--- Begin ---

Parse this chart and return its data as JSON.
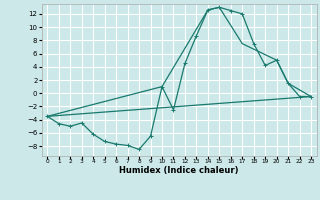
{
  "xlabel": "Humidex (Indice chaleur)",
  "bg_color": "#cce8e8",
  "grid_color": "#ffffff",
  "line_color": "#1a7a6e",
  "line1_x": [
    0,
    1,
    2,
    3,
    4,
    5,
    6,
    7,
    8,
    9,
    10,
    11,
    12,
    13,
    14,
    15,
    16,
    17,
    18,
    19,
    20,
    21,
    22,
    23
  ],
  "line1_y": [
    -3.5,
    -4.6,
    -5.0,
    -4.5,
    -6.2,
    -7.3,
    -7.7,
    -7.9,
    -8.5,
    -6.5,
    1.0,
    -2.5,
    4.5,
    8.7,
    12.6,
    13.0,
    12.5,
    12.0,
    7.5,
    4.2,
    5.0,
    1.5,
    -0.5,
    -0.5
  ],
  "line2_x": [
    0,
    10,
    14,
    15,
    17,
    20,
    21,
    23
  ],
  "line2_y": [
    -3.5,
    1.0,
    12.6,
    13.0,
    7.5,
    5.0,
    1.5,
    -0.5
  ],
  "line3_x": [
    0,
    23
  ],
  "line3_y": [
    -3.5,
    -0.5
  ],
  "yticks": [
    -8,
    -6,
    -4,
    -2,
    0,
    2,
    4,
    6,
    8,
    10,
    12
  ],
  "xticks": [
    0,
    1,
    2,
    3,
    4,
    5,
    6,
    7,
    8,
    9,
    10,
    11,
    12,
    13,
    14,
    15,
    16,
    17,
    18,
    19,
    20,
    21,
    22,
    23
  ],
  "xlim": [
    -0.5,
    23.5
  ],
  "ylim": [
    -9.5,
    13.5
  ],
  "marker": "+"
}
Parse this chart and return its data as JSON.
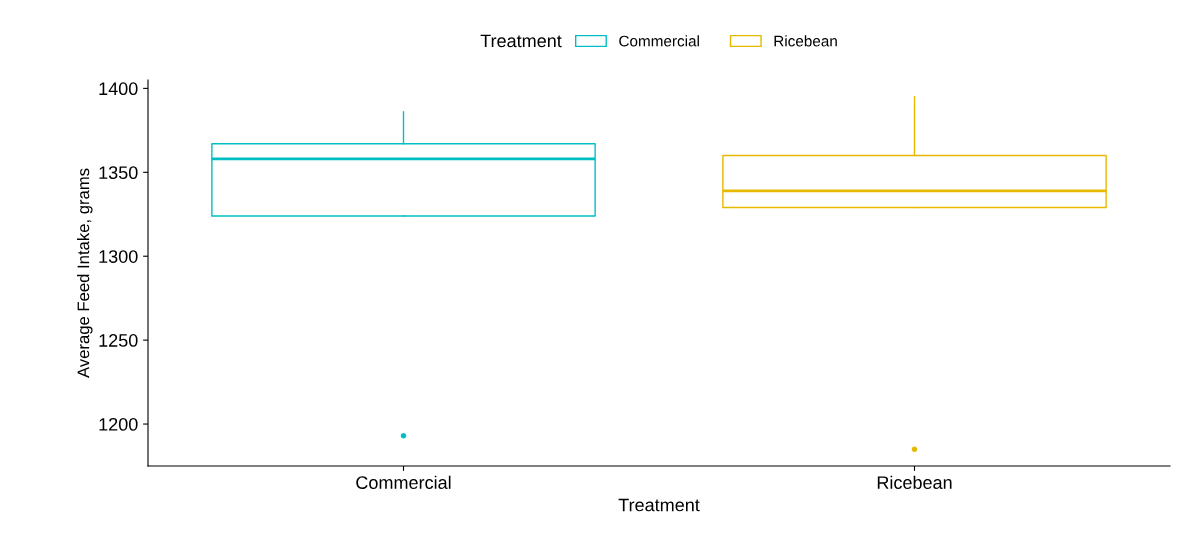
{
  "chart_data": {
    "type": "box",
    "xlabel": "Treatment",
    "ylabel": "Average Feed Intake, grams",
    "legend_title": "Treatment",
    "categories": [
      "Commercial",
      "Ricebean"
    ],
    "series": [
      {
        "name": "Commercial",
        "color": "#00bfc4",
        "boxes": [
          {
            "low": 1324,
            "q1": 1324,
            "median": 1358,
            "q3": 1367,
            "high": 1386,
            "outliers": [
              1193
            ]
          },
          null
        ]
      },
      {
        "name": "Ricebean",
        "color": "#e7b800",
        "boxes": [
          null,
          {
            "low": 1329,
            "q1": 1329,
            "median": 1339,
            "q3": 1360,
            "high": 1395,
            "outliers": [
              1185
            ]
          }
        ]
      }
    ],
    "ylim": [
      1175,
      1405
    ],
    "yticks": [
      1200,
      1250,
      1300,
      1350,
      1400
    ],
    "grid": false,
    "legend": "top"
  }
}
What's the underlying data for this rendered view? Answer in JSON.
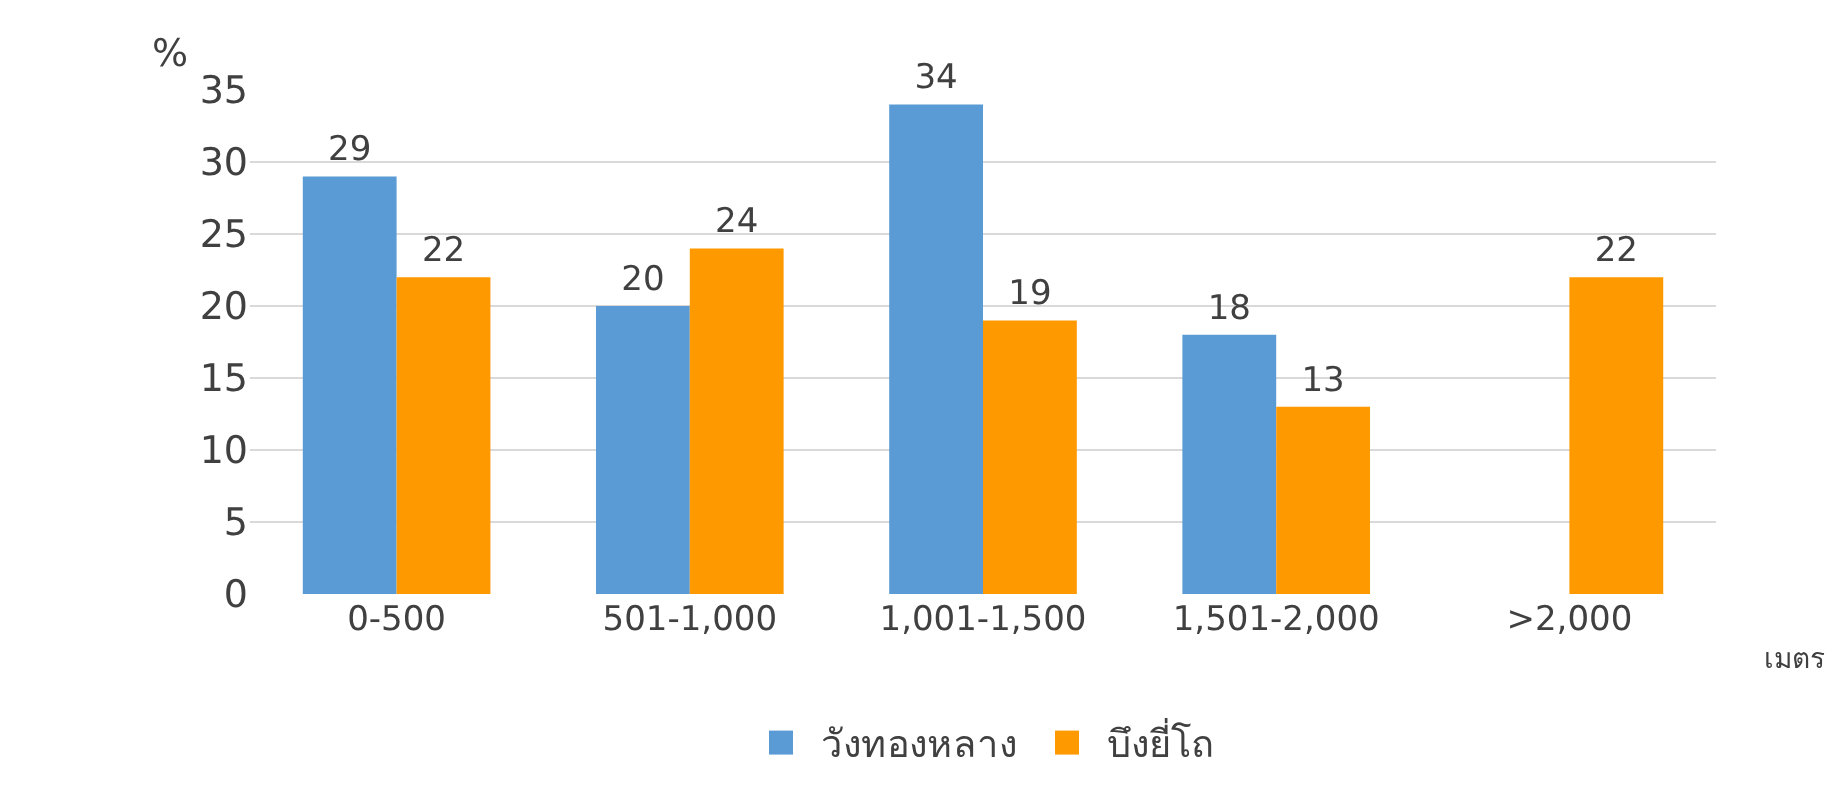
{
  "chart_data": {
    "type": "bar",
    "ylabel": "%",
    "xlabel": "เมตร",
    "categories": [
      "0-500",
      "501-1,000",
      "1,001-1,500",
      "1,501-2,000",
      ">2,000"
    ],
    "series": [
      {
        "name": "วังทองหลาง",
        "color": "#5b9bd5",
        "values": [
          29,
          20,
          34,
          18,
          null
        ]
      },
      {
        "name": "บึงยี่โถ",
        "color": "#ff9900",
        "values": [
          22,
          24,
          19,
          13,
          22
        ]
      }
    ],
    "ylim": [
      0,
      35
    ],
    "yticks": [
      0,
      5,
      10,
      15,
      20,
      25,
      30,
      35
    ],
    "grid": "y",
    "legend": "bottom",
    "data_labels": true
  }
}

--- End ---

## Task instructions:
Write the entries above out again exactly, but not the pictures.

## Solution to this task:
Parse this chart and return its data as JSON.
{
  "xlabel": "Humidex (Indice chaleur)",
  "bg_color": "#cce8e8",
  "grid_color": "#ffffff",
  "line_color": "#1a7a6e",
  "line1_x": [
    0,
    1,
    2,
    3,
    4,
    5,
    6,
    7,
    8,
    9,
    10,
    11,
    12,
    13,
    14,
    15,
    16,
    17,
    18,
    19,
    20,
    21,
    22,
    23
  ],
  "line1_y": [
    -3.5,
    -4.6,
    -5.0,
    -4.5,
    -6.2,
    -7.3,
    -7.7,
    -7.9,
    -8.5,
    -6.5,
    1.0,
    -2.5,
    4.5,
    8.7,
    12.6,
    13.0,
    12.5,
    12.0,
    7.5,
    4.2,
    5.0,
    1.5,
    -0.5,
    -0.5
  ],
  "line2_x": [
    0,
    10,
    14,
    15,
    17,
    20,
    21,
    23
  ],
  "line2_y": [
    -3.5,
    1.0,
    12.6,
    13.0,
    7.5,
    5.0,
    1.5,
    -0.5
  ],
  "line3_x": [
    0,
    23
  ],
  "line3_y": [
    -3.5,
    -0.5
  ],
  "yticks": [
    -8,
    -6,
    -4,
    -2,
    0,
    2,
    4,
    6,
    8,
    10,
    12
  ],
  "xticks": [
    0,
    1,
    2,
    3,
    4,
    5,
    6,
    7,
    8,
    9,
    10,
    11,
    12,
    13,
    14,
    15,
    16,
    17,
    18,
    19,
    20,
    21,
    22,
    23
  ],
  "xlim": [
    -0.5,
    23.5
  ],
  "ylim": [
    -9.5,
    13.5
  ],
  "marker": "+"
}
Parse this chart and return its data as JSON.
{
  "chart_data": {
    "type": "box",
    "xlabel": "Treatment",
    "ylabel": "Average Feed Intake, grams",
    "legend_title": "Treatment",
    "categories": [
      "Commercial",
      "Ricebean"
    ],
    "series": [
      {
        "name": "Commercial",
        "color": "#00bfc4",
        "boxes": [
          {
            "low": 1324,
            "q1": 1324,
            "median": 1358,
            "q3": 1367,
            "high": 1386,
            "outliers": [
              1193
            ]
          },
          null
        ]
      },
      {
        "name": "Ricebean",
        "color": "#e7b800",
        "boxes": [
          null,
          {
            "low": 1329,
            "q1": 1329,
            "median": 1339,
            "q3": 1360,
            "high": 1395,
            "outliers": [
              1185
            ]
          }
        ]
      }
    ],
    "ylim": [
      1175,
      1405
    ],
    "yticks": [
      1200,
      1250,
      1300,
      1350,
      1400
    ],
    "grid": false,
    "legend": "top"
  }
}
What's the underlying data for this rendered view? Answer in JSON.
{
  "chart_data": {
    "type": "bar",
    "ylabel": "%",
    "xlabel": "เมตร",
    "categories": [
      "0-500",
      "501-1,000",
      "1,001-1,500",
      "1,501-2,000",
      ">2,000"
    ],
    "series": [
      {
        "name": "วังทองหลาง",
        "color": "#5b9bd5",
        "values": [
          29,
          20,
          34,
          18,
          null
        ]
      },
      {
        "name": "บึงยี่โถ",
        "color": "#ff9900",
        "values": [
          22,
          24,
          19,
          13,
          22
        ]
      }
    ],
    "ylim": [
      0,
      35
    ],
    "yticks": [
      0,
      5,
      10,
      15,
      20,
      25,
      30,
      35
    ],
    "grid": "y",
    "legend": "bottom",
    "data_labels": true
  }
}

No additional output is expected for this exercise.